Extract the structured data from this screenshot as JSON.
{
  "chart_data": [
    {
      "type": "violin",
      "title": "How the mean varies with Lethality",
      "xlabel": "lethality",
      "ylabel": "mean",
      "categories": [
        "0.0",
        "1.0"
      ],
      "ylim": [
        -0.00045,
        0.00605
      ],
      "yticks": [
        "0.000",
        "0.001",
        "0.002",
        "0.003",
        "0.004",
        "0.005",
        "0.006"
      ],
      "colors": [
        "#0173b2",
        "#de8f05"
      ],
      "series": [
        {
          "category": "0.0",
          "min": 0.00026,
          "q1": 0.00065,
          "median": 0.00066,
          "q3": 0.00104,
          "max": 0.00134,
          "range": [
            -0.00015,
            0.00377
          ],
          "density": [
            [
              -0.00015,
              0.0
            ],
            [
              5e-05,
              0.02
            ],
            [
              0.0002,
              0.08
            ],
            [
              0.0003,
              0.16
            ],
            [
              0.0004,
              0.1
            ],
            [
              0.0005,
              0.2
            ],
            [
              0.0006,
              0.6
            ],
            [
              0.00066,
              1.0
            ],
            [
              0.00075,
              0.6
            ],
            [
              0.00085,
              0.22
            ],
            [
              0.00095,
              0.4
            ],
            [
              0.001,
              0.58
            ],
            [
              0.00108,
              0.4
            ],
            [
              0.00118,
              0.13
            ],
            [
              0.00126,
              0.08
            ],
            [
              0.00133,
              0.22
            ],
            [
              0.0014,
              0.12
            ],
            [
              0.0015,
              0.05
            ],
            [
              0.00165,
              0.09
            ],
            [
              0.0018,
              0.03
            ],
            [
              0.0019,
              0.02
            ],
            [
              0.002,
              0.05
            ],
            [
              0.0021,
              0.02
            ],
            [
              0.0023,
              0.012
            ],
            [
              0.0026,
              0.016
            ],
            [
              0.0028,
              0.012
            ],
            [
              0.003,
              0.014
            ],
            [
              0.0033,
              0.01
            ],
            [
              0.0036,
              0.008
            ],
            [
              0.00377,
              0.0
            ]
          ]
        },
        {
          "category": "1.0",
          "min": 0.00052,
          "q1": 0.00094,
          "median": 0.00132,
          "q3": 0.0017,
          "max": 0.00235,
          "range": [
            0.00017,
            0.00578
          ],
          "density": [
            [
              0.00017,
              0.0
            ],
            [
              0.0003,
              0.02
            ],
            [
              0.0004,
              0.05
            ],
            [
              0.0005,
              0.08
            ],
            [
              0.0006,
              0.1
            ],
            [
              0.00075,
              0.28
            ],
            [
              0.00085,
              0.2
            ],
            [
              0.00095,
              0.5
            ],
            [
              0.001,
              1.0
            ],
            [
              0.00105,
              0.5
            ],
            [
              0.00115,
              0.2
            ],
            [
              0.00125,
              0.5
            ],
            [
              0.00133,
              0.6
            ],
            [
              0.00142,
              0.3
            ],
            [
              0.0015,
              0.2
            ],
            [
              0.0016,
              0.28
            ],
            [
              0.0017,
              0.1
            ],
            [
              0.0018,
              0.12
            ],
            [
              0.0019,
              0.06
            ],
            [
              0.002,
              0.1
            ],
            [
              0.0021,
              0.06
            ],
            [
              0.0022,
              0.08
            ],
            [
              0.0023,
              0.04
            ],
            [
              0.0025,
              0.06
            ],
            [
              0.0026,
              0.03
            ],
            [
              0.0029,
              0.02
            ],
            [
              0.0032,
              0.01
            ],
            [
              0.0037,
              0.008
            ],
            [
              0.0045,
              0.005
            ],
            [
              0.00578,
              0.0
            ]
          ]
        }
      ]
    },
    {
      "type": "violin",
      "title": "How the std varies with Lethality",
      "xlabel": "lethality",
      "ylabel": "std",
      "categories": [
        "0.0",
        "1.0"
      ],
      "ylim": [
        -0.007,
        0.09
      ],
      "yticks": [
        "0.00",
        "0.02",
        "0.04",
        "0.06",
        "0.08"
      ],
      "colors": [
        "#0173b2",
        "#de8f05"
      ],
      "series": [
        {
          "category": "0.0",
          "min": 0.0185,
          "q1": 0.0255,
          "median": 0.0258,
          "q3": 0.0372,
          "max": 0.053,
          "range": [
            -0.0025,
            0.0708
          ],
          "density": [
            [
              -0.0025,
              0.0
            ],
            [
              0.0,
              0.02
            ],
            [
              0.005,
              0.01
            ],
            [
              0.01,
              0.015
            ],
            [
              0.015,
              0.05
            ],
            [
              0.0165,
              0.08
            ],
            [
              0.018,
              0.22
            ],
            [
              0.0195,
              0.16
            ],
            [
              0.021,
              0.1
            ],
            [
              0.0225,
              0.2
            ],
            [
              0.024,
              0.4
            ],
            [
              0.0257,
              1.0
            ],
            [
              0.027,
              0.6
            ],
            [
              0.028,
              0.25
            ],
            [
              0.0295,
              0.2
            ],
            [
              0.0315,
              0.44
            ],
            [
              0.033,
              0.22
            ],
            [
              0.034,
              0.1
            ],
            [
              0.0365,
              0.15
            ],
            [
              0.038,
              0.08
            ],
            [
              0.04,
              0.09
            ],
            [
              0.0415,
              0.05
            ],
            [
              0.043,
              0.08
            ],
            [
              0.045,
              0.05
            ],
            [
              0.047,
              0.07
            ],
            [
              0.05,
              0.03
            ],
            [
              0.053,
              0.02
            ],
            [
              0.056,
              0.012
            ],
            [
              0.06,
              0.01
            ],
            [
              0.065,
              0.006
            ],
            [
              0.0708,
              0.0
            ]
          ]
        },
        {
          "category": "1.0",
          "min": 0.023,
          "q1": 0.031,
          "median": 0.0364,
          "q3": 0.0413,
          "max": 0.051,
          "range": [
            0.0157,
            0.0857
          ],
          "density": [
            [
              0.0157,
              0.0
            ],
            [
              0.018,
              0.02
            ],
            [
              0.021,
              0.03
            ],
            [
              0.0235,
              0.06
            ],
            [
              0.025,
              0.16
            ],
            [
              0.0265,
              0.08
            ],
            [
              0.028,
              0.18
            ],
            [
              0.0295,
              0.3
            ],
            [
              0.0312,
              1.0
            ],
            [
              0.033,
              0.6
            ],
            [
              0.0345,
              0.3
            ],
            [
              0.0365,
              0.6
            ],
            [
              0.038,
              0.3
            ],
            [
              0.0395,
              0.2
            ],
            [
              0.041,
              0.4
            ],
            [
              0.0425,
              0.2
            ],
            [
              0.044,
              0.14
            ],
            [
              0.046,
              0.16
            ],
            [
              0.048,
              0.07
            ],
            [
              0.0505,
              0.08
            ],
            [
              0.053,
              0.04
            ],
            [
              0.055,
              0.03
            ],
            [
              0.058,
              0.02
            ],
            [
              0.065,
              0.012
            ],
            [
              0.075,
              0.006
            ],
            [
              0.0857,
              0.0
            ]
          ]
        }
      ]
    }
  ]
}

·····

[Problem details]
Return nothing except the number of lines that include the string "title".

[Full response]
2